§ **Task to carry out**
Rewrite every entry below with "LEARN MORE" replaced by "READ MORE" and everything else unchanged. Leave the pictures out of your answer.

§ **Items**

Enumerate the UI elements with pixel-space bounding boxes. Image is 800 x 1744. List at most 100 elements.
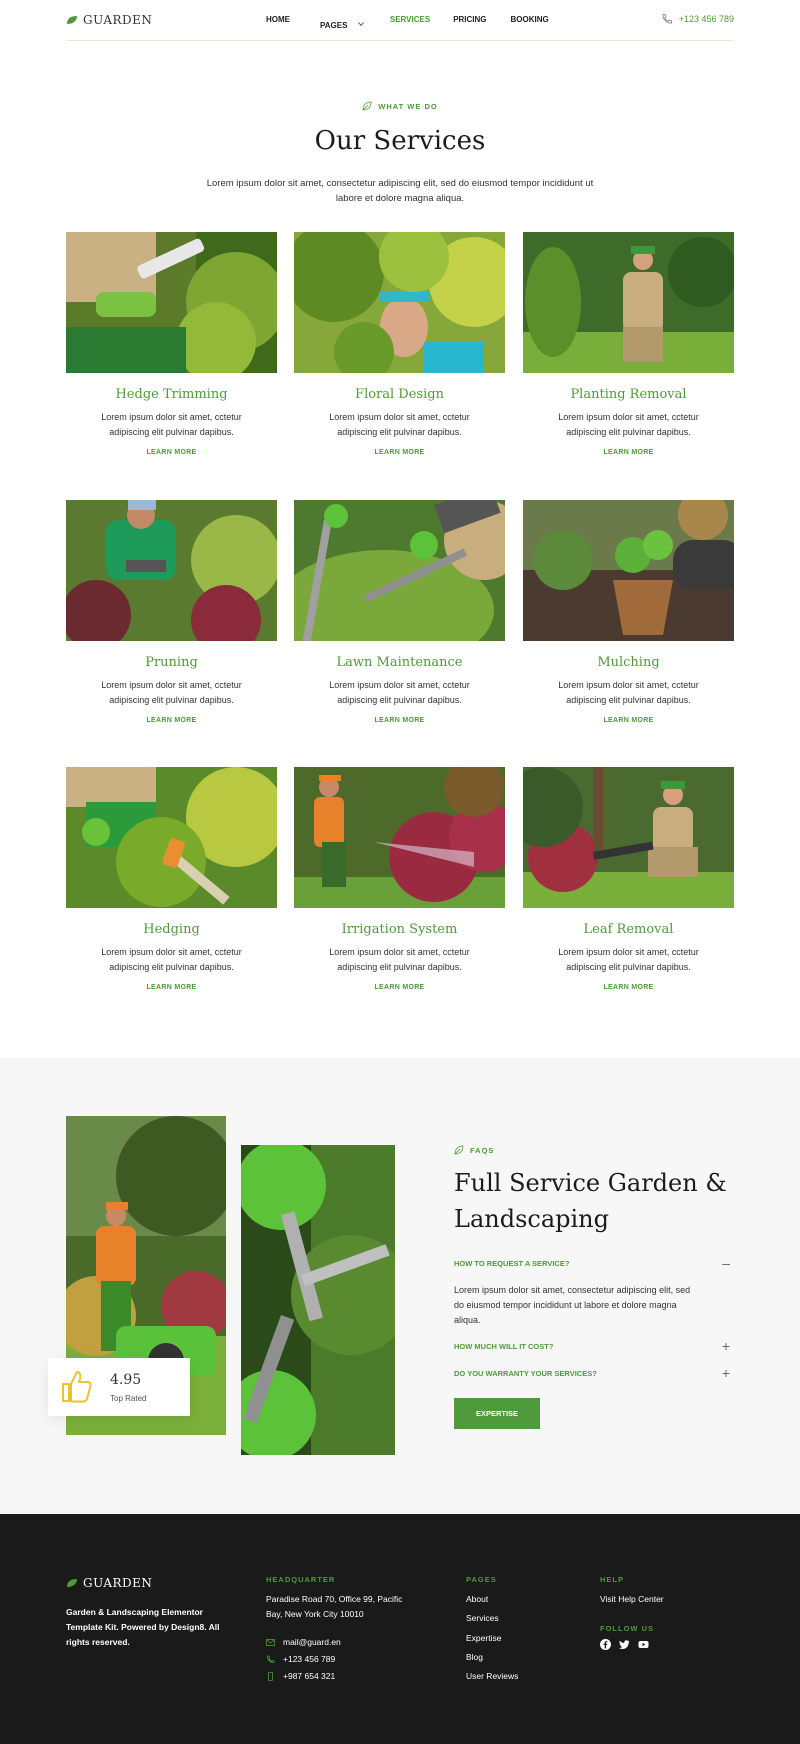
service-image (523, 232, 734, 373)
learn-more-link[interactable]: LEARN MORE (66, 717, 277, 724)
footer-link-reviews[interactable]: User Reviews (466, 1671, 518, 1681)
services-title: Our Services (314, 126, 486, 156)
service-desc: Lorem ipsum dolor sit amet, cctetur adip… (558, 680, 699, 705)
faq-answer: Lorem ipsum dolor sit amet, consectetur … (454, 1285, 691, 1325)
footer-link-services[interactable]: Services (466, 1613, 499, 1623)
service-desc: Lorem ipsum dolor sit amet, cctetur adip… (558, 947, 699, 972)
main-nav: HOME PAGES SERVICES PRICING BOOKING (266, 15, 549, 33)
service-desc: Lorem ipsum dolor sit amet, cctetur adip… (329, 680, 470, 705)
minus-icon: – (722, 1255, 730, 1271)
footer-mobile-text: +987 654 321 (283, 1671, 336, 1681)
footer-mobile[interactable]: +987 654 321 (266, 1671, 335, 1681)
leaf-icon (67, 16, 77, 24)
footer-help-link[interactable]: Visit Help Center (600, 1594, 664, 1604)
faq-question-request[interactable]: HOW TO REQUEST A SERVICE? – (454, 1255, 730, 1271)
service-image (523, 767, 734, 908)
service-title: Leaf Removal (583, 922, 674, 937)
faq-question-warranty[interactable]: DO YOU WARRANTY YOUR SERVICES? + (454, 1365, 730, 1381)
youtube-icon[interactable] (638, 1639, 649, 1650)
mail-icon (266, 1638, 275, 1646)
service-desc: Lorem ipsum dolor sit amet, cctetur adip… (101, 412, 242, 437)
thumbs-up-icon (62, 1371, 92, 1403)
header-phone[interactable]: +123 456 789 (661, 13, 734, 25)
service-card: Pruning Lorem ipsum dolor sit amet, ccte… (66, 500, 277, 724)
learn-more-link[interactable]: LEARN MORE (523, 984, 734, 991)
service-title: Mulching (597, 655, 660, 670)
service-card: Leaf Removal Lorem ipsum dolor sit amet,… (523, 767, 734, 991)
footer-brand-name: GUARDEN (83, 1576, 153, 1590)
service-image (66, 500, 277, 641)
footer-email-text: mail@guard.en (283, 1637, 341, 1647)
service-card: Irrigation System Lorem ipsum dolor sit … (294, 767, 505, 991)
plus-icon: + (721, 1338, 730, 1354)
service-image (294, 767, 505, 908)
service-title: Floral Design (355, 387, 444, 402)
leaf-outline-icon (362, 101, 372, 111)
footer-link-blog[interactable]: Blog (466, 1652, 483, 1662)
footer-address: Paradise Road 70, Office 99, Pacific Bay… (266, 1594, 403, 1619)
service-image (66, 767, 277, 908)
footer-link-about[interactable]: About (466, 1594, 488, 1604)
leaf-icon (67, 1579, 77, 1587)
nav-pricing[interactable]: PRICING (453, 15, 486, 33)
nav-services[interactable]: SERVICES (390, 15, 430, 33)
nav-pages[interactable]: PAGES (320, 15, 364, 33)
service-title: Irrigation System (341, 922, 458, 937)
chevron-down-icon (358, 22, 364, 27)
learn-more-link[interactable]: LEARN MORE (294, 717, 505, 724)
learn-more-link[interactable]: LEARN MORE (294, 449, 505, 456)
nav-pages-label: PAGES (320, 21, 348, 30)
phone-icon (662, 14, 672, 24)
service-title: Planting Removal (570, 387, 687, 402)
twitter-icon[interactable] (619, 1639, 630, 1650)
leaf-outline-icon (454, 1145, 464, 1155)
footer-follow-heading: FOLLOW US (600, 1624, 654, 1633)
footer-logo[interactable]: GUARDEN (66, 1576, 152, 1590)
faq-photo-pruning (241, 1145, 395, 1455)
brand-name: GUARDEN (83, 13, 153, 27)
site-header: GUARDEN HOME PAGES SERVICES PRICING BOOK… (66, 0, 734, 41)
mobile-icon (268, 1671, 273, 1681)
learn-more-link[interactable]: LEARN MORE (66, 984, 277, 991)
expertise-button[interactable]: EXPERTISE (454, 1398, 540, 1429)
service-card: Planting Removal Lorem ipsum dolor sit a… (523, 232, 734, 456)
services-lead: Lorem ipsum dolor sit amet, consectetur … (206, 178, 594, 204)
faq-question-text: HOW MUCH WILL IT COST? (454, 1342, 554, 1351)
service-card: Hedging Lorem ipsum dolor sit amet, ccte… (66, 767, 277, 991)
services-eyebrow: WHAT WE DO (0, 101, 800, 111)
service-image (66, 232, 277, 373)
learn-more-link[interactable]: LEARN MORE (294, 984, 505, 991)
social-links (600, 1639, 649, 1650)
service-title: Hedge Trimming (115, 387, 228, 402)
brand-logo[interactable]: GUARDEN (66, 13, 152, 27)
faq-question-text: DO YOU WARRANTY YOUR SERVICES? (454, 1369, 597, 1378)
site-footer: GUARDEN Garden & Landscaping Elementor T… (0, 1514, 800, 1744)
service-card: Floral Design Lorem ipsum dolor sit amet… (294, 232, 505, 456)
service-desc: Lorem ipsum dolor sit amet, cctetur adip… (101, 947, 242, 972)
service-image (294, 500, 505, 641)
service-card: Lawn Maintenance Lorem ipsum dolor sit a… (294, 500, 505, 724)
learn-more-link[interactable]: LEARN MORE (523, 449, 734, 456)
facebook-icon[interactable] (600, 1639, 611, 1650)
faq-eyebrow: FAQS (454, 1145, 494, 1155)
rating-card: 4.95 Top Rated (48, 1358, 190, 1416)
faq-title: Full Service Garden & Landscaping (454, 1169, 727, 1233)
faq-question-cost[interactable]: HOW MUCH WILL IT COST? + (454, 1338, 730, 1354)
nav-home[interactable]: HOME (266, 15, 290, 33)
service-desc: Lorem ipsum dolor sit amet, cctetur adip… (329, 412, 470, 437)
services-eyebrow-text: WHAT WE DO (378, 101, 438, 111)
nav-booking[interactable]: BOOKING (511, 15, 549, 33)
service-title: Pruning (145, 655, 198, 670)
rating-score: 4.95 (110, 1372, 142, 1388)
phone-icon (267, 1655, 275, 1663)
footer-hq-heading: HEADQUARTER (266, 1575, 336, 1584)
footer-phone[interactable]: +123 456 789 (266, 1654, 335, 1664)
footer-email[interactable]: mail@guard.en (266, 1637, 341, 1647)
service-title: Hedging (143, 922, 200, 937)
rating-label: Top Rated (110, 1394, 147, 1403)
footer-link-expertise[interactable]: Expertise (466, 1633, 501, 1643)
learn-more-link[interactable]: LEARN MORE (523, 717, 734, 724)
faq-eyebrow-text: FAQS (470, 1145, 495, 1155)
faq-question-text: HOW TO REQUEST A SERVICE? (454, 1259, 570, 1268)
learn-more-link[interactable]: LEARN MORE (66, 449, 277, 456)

§ **Result of this task**
Enumerate the UI elements with pixel-space bounding boxes. Image is 800 x 1744. List at most 100 elements.
service-image (523, 232, 734, 373)
learn-more-link[interactable]: READ MORE (66, 717, 277, 724)
footer-link-reviews[interactable]: User Reviews (466, 1671, 518, 1681)
services-title: Our Services (314, 126, 486, 156)
service-desc: Lorem ipsum dolor sit amet, cctetur adip… (558, 680, 699, 705)
faq-answer: Lorem ipsum dolor sit amet, consectetur … (454, 1285, 691, 1325)
footer-link-services[interactable]: Services (466, 1613, 499, 1623)
service-desc: Lorem ipsum dolor sit amet, cctetur adip… (558, 947, 699, 972)
main-nav: HOME PAGES SERVICES PRICING BOOKING (266, 15, 549, 33)
service-desc: Lorem ipsum dolor sit amet, cctetur adip… (329, 680, 470, 705)
minus-icon: – (722, 1255, 730, 1271)
footer-mobile-text: +987 654 321 (283, 1671, 336, 1681)
footer-mobile[interactable]: +987 654 321 (266, 1671, 335, 1681)
leaf-icon (67, 16, 77, 24)
footer-help-link[interactable]: Visit Help Center (600, 1594, 664, 1604)
faq-question-request[interactable]: HOW TO REQUEST A SERVICE? – (454, 1255, 730, 1271)
service-image (523, 767, 734, 908)
service-title: Leaf Removal (583, 922, 674, 937)
faq-question-warranty[interactable]: DO YOU WARRANTY YOUR SERVICES? + (454, 1365, 730, 1381)
youtube-icon[interactable] (638, 1639, 649, 1650)
mail-icon (266, 1638, 275, 1646)
service-desc: Lorem ipsum dolor sit amet, cctetur adip… (101, 412, 242, 437)
thumbs-up-icon (62, 1371, 92, 1403)
header-phone[interactable]: +123 456 789 (661, 13, 734, 25)
service-card: Pruning Lorem ipsum dolor sit amet, ccte… (66, 500, 277, 724)
learn-more-link[interactable]: READ MORE (523, 984, 734, 991)
service-title: Mulching (597, 655, 660, 670)
service-card: Leaf Removal Lorem ipsum dolor sit amet,… (523, 767, 734, 991)
footer-brand-name: GUARDEN (83, 1576, 153, 1590)
service-image (66, 500, 277, 641)
footer-email-text: mail@guard.en (283, 1637, 341, 1647)
service-card: Irrigation System Lorem ipsum dolor sit … (294, 767, 505, 991)
plus-icon: + (721, 1338, 730, 1354)
service-image (294, 767, 505, 908)
service-title: Floral Design (355, 387, 444, 402)
leaf-outline-icon (362, 101, 372, 111)
footer-link-blog[interactable]: Blog (466, 1652, 483, 1662)
footer-address: Paradise Road 70, Office 99, Pacific Bay… (266, 1594, 403, 1619)
service-image (66, 767, 277, 908)
footer-link-about[interactable]: About (466, 1594, 488, 1604)
leaf-icon (67, 1579, 77, 1587)
nav-pricing[interactable]: PRICING (453, 15, 486, 33)
nav-services[interactable]: SERVICES (390, 15, 430, 33)
nav-pages[interactable]: PAGES (320, 15, 364, 33)
service-title: Irrigation System (341, 922, 458, 937)
chevron-down-icon (358, 22, 364, 27)
learn-more-link[interactable]: READ MORE (294, 717, 505, 724)
learn-more-link[interactable]: READ MORE (294, 449, 505, 456)
nav-pages-label: PAGES (320, 21, 348, 30)
phone-icon (662, 14, 672, 24)
service-title: Planting Removal (570, 387, 687, 402)
twitter-icon[interactable] (619, 1639, 630, 1650)
leaf-outline-icon (454, 1145, 464, 1155)
footer-follow-heading: FOLLOW US (600, 1624, 654, 1633)
footer-logo[interactable]: GUARDEN (66, 1576, 152, 1590)
faq-photo-pruning (241, 1145, 395, 1455)
brand-name: GUARDEN (83, 13, 153, 27)
site-header: GUARDEN HOME PAGES SERVICES PRICING BOOK… (66, 0, 734, 41)
mobile-icon (268, 1671, 273, 1681)
learn-more-link[interactable]: READ MORE (66, 984, 277, 991)
expertise-button[interactable]: EXPERTISE (454, 1398, 540, 1429)
service-card: Planting Removal Lorem ipsum dolor sit a… (523, 232, 734, 456)
services-lead: Lorem ipsum dolor sit amet, consectetur … (206, 178, 594, 204)
faq-question-text: HOW MUCH WILL IT COST? (454, 1342, 554, 1351)
service-card: Hedging Lorem ipsum dolor sit amet, ccte… (66, 767, 277, 991)
services-eyebrow: WHAT WE DO (0, 101, 800, 111)
service-image (66, 232, 277, 373)
learn-more-link[interactable]: READ MORE (294, 984, 505, 991)
social-links (600, 1639, 649, 1650)
service-title: Hedge Trimming (115, 387, 228, 402)
brand-logo[interactable]: GUARDEN (66, 13, 152, 27)
faq-question-text: DO YOU WARRANTY YOUR SERVICES? (454, 1369, 597, 1378)
site-footer: GUARDEN Garden & Landscaping Elementor T… (0, 1514, 800, 1744)
service-card: Floral Design Lorem ipsum dolor sit amet… (294, 232, 505, 456)
service-desc: Lorem ipsum dolor sit amet, cctetur adip… (101, 947, 242, 972)
service-image (294, 500, 505, 641)
service-card: Lawn Maintenance Lorem ipsum dolor sit a… (294, 500, 505, 724)
learn-more-link[interactable]: READ MORE (523, 449, 734, 456)
facebook-icon[interactable] (600, 1639, 611, 1650)
faq-eyebrow: FAQS (454, 1145, 494, 1155)
rating-card: 4.95 Top Rated (48, 1358, 190, 1416)
faq-title: Full Service Garden & Landscaping (454, 1169, 727, 1233)
faq-question-cost[interactable]: HOW MUCH WILL IT COST? + (454, 1338, 730, 1354)
nav-home[interactable]: HOME (266, 15, 290, 33)
service-desc: Lorem ipsum dolor sit amet, cctetur adip… (329, 412, 470, 437)
services-eyebrow-text: WHAT WE DO (378, 101, 438, 111)
nav-booking[interactable]: BOOKING (511, 15, 549, 33)
service-title: Pruning (145, 655, 198, 670)
rating-score: 4.95 (110, 1372, 142, 1388)
phone-icon (267, 1655, 275, 1663)
footer-hq-heading: HEADQUARTER (266, 1575, 336, 1584)
footer-phone[interactable]: +123 456 789 (266, 1654, 335, 1664)
footer-email[interactable]: mail@guard.en (266, 1637, 341, 1647)
service-title: Hedging (143, 922, 200, 937)
rating-label: Top Rated (110, 1394, 147, 1403)
footer-link-expertise[interactable]: Expertise (466, 1633, 501, 1643)
learn-more-link[interactable]: READ MORE (523, 717, 734, 724)
faq-eyebrow-text: FAQS (470, 1145, 495, 1155)
faq-question-text: HOW TO REQUEST A SERVICE? (454, 1259, 570, 1268)
learn-more-link[interactable]: READ MORE (66, 449, 277, 456)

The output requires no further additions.